Locate each line of the material that contains "icon", then return it.

Information given ▸
################
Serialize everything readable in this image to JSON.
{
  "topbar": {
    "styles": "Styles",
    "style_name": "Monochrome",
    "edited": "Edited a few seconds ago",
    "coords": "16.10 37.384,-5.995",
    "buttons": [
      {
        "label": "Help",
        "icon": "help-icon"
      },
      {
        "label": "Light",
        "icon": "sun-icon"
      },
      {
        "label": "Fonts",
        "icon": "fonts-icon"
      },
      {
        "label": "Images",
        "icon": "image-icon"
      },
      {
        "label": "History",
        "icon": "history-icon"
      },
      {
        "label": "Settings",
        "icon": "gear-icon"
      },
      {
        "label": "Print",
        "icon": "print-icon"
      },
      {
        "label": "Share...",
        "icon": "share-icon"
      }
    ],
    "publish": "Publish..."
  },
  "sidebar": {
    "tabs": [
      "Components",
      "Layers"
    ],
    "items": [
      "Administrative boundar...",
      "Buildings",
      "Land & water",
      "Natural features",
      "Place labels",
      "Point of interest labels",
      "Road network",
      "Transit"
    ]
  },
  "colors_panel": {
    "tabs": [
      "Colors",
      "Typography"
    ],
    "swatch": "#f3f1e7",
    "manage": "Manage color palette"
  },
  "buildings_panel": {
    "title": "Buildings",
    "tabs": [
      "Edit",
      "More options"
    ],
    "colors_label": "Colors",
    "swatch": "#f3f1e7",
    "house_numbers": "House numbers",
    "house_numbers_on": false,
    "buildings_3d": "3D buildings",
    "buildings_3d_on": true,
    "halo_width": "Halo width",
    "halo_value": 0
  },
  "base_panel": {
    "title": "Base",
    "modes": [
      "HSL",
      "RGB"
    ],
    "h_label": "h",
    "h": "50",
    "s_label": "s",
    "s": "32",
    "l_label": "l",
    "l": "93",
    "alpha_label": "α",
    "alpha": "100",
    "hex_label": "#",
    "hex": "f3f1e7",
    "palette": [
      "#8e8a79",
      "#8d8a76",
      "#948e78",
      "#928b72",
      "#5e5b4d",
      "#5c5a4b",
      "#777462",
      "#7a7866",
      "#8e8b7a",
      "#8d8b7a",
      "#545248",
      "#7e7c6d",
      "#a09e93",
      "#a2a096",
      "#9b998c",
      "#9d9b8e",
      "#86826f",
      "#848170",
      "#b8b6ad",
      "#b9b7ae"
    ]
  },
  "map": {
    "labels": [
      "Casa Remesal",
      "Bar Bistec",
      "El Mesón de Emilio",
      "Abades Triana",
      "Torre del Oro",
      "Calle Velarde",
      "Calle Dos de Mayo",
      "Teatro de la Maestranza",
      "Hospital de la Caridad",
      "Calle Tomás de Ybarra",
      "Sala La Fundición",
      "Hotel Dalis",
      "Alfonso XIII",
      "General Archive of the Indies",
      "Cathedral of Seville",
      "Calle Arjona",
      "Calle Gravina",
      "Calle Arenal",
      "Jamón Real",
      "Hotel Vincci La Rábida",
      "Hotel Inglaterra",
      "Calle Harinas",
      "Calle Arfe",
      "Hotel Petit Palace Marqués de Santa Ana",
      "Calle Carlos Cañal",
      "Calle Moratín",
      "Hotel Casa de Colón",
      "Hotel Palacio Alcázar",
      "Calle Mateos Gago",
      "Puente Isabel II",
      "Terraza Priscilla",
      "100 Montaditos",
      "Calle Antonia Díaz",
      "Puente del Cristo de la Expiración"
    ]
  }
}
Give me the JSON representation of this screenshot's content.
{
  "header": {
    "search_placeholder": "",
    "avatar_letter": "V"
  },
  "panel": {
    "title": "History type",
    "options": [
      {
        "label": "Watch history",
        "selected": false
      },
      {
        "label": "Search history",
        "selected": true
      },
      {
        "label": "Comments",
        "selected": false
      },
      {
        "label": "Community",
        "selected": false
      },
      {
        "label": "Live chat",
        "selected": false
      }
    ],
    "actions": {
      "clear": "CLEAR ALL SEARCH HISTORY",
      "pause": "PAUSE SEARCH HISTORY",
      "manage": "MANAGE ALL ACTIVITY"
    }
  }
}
################
Answer below ▸
        "icon": "help-icon"
        "icon": "sun-icon"
        "icon": "fonts-icon"
        "icon": "image-icon"
        "icon": "history-icon"
        "icon": "gear-icon"
        "icon": "print-icon"
        "icon": "share-icon"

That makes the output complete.